Supplied material:
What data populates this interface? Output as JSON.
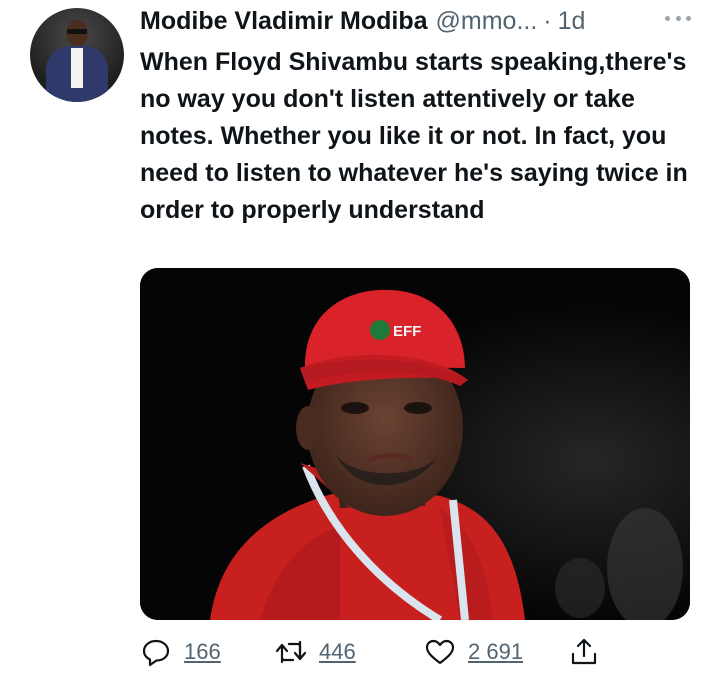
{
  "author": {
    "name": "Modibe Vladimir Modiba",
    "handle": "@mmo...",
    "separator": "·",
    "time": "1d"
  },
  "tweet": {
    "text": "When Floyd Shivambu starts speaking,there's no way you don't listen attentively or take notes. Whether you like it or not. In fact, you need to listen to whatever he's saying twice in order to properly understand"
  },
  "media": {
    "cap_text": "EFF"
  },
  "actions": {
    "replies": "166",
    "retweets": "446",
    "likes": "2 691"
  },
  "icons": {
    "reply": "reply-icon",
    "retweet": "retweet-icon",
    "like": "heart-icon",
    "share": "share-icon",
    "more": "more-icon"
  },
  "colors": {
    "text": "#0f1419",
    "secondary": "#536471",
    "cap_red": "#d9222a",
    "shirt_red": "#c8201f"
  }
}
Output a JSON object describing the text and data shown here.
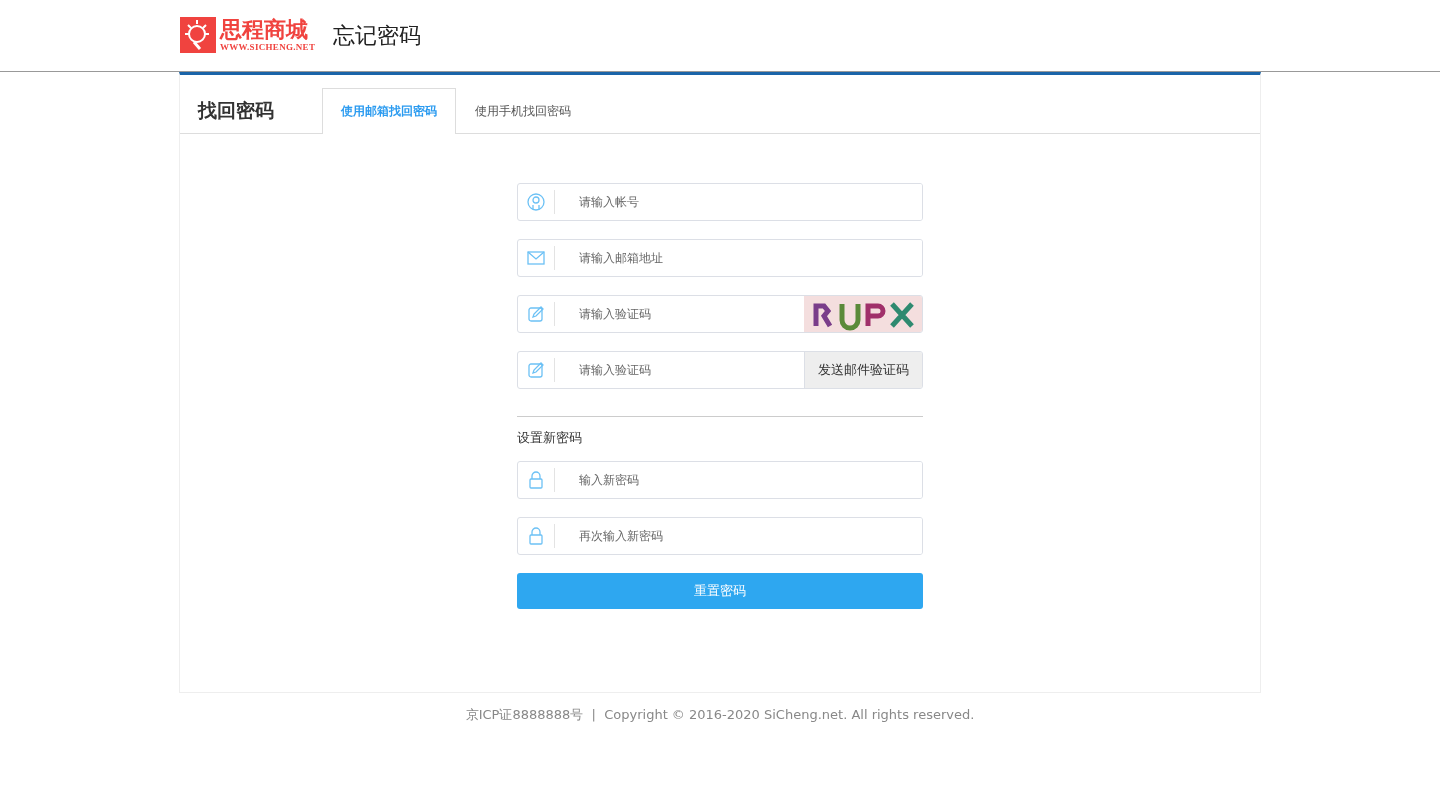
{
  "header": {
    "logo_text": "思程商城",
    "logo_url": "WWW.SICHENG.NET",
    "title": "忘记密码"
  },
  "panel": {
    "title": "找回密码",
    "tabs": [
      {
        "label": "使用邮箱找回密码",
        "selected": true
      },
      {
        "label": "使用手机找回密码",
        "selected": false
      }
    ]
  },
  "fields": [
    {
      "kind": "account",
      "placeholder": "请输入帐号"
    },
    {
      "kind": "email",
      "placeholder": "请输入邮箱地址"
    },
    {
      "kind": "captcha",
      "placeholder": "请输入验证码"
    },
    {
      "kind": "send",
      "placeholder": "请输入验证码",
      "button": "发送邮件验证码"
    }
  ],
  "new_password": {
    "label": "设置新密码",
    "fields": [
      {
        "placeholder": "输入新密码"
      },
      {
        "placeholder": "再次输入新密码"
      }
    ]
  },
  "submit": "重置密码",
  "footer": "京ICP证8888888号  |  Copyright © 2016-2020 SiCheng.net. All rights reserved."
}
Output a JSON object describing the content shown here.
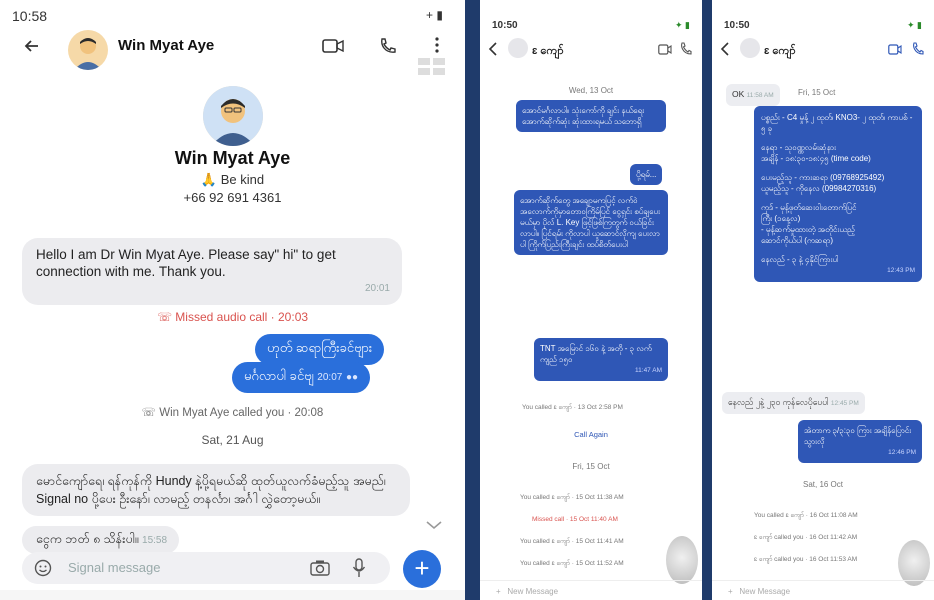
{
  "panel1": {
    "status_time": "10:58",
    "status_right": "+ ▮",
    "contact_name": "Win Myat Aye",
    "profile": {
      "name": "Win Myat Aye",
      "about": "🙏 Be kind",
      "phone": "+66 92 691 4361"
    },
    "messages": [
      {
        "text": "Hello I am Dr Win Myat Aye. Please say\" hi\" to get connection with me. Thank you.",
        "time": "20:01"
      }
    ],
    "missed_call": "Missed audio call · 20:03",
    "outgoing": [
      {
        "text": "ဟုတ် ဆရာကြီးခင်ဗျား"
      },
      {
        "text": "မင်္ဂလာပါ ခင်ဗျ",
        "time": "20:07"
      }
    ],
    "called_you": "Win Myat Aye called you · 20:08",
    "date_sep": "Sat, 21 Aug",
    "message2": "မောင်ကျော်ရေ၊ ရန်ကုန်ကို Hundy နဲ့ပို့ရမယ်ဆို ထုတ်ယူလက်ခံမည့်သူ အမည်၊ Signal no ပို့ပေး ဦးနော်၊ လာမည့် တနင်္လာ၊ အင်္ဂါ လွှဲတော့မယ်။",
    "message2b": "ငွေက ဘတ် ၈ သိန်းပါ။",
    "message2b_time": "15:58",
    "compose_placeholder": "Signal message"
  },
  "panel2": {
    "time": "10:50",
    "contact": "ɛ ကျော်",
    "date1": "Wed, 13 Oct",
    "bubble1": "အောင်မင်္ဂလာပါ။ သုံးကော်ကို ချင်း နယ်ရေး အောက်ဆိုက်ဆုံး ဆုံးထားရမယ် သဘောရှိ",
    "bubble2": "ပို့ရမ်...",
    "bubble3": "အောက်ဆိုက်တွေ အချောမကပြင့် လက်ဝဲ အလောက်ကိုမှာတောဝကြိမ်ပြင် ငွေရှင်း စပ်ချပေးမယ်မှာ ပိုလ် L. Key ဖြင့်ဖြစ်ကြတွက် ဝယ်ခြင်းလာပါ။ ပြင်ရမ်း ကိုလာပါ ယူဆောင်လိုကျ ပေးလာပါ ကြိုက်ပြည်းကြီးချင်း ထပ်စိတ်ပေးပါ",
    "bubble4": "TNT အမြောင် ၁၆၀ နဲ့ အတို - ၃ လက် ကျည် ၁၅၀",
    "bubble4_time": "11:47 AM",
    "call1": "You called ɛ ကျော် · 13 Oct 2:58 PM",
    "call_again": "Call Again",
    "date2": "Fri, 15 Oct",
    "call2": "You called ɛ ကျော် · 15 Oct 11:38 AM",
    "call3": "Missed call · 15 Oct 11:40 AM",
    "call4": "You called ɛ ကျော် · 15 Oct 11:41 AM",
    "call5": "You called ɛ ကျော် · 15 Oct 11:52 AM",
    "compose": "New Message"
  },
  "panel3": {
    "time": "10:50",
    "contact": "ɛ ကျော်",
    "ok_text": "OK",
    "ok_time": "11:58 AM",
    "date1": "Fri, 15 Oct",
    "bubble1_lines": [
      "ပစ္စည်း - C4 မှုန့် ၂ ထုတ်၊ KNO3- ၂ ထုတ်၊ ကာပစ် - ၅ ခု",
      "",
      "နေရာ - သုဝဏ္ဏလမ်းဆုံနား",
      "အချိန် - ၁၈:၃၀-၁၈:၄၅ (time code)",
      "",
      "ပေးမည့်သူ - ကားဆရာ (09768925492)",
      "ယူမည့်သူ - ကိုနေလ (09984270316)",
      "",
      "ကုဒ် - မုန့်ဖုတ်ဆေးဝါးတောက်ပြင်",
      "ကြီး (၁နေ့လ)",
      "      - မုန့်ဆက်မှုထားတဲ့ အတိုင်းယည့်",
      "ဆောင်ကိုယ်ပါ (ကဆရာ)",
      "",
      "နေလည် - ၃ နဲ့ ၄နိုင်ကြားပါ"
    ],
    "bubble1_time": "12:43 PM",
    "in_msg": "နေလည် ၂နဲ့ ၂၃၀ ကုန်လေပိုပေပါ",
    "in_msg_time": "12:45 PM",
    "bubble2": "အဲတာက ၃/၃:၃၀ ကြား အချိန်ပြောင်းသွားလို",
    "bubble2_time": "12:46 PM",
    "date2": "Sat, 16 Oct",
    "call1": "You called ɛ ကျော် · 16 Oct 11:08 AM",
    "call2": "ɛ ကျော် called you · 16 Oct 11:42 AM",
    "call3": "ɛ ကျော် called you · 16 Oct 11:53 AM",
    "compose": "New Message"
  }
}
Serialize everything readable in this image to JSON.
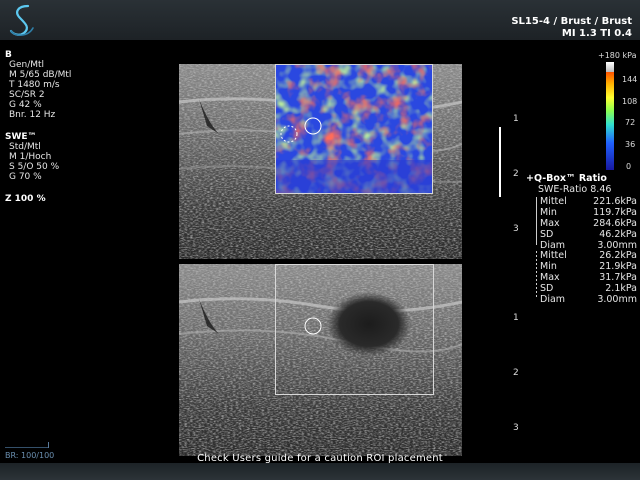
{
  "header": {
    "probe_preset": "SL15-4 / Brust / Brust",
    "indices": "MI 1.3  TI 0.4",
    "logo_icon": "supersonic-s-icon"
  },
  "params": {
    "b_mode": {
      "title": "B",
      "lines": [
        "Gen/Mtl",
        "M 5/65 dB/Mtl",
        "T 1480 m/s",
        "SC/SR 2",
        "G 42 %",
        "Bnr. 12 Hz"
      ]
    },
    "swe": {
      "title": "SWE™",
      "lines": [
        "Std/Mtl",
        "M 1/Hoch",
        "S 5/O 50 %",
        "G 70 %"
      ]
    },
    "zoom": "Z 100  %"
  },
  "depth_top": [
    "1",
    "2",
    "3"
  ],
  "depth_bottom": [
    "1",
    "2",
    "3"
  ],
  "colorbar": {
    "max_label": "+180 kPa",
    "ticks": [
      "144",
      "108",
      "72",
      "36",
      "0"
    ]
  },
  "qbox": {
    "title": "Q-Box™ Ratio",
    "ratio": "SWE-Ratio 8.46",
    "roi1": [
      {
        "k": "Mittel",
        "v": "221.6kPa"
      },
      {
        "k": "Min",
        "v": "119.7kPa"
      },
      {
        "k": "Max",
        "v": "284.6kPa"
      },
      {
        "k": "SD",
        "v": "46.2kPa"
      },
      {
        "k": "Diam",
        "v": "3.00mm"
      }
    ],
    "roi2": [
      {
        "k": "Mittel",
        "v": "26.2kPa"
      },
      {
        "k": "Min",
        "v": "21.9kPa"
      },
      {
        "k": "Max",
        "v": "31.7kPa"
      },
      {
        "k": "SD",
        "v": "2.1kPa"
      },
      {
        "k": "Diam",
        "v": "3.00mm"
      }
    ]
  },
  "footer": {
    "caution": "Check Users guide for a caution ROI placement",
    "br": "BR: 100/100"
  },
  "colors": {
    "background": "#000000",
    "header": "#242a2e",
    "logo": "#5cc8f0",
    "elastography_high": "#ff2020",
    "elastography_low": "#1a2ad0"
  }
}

Given request: Extract from the material all lines containing the string "shown".

Problem solution:
Output a JSON object describing the text and data shown here.
Output a JSON object describing the content shown here.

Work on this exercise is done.